# What the exercise asks:
Only the lines with "conceptos" in the entries below belong in the answer; please copy them.

# Data:
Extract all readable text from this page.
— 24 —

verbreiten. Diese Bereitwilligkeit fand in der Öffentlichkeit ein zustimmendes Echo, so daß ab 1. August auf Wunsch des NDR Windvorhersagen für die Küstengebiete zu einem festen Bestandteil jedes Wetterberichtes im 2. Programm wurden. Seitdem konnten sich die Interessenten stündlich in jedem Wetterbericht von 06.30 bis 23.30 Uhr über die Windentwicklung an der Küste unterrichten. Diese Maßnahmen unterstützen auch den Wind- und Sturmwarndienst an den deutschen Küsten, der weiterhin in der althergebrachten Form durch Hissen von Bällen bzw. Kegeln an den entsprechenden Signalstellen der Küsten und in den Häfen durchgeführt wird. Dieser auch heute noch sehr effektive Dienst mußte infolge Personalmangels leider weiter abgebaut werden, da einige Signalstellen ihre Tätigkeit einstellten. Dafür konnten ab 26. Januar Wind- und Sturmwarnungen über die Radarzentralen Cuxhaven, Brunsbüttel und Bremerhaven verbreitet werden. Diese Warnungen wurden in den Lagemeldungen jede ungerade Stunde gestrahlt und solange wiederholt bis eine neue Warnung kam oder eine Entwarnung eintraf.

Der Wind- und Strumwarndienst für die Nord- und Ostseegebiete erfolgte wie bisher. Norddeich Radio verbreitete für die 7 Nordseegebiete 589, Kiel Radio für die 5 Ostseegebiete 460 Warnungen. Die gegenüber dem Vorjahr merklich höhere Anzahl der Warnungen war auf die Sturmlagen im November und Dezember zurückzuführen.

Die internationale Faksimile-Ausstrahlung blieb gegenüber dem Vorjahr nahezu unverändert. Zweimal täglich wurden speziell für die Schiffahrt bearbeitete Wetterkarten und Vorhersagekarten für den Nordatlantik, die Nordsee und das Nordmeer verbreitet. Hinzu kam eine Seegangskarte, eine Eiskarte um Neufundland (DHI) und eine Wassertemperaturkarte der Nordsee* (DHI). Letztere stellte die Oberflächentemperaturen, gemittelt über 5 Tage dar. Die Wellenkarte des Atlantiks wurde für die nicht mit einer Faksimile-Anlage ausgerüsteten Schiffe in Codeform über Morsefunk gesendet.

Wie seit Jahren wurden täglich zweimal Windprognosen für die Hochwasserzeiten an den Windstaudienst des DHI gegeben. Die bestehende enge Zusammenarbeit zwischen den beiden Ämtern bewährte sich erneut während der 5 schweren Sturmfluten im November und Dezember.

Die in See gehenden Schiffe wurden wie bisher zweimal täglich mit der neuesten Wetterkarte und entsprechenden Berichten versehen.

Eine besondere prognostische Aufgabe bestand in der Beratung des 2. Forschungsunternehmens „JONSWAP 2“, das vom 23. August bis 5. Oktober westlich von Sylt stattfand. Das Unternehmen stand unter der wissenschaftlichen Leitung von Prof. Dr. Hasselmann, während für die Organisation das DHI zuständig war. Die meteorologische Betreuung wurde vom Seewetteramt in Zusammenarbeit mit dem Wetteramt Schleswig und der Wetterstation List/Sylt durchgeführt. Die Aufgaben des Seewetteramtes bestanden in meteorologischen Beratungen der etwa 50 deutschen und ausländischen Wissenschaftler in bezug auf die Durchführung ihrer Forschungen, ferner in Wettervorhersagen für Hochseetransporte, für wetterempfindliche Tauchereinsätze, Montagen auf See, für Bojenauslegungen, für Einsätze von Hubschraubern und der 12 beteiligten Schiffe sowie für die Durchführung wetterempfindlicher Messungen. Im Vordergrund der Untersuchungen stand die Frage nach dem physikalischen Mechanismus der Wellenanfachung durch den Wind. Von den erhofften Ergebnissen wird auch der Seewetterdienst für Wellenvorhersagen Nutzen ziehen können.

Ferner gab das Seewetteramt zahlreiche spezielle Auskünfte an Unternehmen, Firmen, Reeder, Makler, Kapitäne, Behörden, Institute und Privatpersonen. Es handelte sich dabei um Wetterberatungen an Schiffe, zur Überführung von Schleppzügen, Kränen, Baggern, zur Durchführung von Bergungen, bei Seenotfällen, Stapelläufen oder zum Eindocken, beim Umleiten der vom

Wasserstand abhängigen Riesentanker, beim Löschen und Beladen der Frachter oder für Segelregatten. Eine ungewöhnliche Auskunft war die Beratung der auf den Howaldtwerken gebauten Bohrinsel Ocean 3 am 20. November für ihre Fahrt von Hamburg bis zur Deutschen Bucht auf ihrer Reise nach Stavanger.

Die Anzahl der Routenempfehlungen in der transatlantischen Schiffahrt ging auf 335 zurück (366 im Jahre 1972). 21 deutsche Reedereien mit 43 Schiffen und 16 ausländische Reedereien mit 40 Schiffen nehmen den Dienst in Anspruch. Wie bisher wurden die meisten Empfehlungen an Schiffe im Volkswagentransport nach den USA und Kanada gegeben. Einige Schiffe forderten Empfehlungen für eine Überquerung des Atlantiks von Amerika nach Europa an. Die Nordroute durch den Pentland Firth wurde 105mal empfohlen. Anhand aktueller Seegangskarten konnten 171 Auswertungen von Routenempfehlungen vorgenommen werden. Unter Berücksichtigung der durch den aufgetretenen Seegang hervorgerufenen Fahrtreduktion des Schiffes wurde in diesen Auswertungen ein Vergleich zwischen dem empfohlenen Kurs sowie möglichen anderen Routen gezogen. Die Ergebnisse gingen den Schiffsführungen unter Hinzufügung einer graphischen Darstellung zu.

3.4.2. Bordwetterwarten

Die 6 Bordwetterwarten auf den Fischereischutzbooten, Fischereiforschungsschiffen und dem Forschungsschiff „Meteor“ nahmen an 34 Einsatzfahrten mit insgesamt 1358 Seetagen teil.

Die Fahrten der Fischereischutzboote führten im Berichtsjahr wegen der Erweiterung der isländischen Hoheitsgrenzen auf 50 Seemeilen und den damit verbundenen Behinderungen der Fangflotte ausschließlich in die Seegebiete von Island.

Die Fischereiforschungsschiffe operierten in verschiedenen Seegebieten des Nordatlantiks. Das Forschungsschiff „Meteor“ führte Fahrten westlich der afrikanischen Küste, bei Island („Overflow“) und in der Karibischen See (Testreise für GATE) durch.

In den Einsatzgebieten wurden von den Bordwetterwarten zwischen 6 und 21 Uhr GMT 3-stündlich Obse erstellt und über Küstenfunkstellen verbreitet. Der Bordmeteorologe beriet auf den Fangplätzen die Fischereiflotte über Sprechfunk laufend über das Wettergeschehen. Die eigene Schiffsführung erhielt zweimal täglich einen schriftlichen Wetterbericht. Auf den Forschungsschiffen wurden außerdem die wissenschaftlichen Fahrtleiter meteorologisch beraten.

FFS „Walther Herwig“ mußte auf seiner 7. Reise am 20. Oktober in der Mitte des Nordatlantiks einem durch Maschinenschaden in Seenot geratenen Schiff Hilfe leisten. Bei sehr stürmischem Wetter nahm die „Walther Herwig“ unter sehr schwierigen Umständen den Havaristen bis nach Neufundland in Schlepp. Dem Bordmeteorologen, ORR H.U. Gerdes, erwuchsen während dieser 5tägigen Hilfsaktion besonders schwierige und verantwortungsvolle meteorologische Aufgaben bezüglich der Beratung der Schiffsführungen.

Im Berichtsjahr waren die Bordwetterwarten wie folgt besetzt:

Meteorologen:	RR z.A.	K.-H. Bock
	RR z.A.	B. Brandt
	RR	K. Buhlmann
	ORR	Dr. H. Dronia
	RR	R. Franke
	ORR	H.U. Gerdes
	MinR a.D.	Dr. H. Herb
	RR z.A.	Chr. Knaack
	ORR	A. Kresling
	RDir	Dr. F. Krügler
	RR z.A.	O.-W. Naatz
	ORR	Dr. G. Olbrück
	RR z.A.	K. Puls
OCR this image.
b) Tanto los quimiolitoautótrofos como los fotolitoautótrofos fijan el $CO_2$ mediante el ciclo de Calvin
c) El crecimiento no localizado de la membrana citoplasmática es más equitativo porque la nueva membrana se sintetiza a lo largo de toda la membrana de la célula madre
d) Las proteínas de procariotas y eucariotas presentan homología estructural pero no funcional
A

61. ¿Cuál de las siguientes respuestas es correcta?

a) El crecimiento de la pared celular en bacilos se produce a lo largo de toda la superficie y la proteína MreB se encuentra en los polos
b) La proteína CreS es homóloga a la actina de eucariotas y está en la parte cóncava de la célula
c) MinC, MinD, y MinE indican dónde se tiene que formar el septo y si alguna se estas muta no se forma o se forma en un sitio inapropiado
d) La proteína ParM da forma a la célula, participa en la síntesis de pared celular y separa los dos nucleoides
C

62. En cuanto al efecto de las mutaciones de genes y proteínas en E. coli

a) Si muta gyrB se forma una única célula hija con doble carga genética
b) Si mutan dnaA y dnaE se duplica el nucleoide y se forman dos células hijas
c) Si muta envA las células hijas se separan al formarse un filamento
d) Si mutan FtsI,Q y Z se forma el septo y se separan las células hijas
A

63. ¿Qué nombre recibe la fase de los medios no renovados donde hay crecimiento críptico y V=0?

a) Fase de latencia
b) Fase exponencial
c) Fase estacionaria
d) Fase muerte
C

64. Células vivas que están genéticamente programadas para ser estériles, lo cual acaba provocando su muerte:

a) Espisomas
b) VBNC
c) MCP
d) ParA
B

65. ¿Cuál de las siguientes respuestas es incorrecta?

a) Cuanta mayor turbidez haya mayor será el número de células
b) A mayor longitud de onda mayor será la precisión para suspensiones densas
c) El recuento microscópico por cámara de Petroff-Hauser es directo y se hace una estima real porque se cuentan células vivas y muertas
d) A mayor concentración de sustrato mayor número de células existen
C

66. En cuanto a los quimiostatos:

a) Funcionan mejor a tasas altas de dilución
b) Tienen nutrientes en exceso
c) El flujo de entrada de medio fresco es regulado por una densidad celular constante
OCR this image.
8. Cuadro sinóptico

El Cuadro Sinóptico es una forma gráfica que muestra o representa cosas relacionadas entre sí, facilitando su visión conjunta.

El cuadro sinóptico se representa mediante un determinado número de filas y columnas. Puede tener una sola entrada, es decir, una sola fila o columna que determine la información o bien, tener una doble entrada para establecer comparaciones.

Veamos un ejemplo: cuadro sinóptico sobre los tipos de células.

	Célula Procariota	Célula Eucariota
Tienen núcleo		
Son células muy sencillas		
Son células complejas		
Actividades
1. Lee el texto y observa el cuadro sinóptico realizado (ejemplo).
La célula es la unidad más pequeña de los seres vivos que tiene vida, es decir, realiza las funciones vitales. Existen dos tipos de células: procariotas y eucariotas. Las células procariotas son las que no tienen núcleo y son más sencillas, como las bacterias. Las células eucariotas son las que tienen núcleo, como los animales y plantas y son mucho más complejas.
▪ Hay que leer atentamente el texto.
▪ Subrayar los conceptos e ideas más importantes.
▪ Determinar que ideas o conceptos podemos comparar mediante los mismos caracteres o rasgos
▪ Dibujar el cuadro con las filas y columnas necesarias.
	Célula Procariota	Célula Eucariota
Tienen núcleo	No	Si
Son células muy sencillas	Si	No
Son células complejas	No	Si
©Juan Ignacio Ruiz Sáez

# Result below:
▪ Subrayar los conceptos e ideas más importantes.
▪ Determinar que ideas o conceptos podemos comparar mediante los mismos caracteres o rasgos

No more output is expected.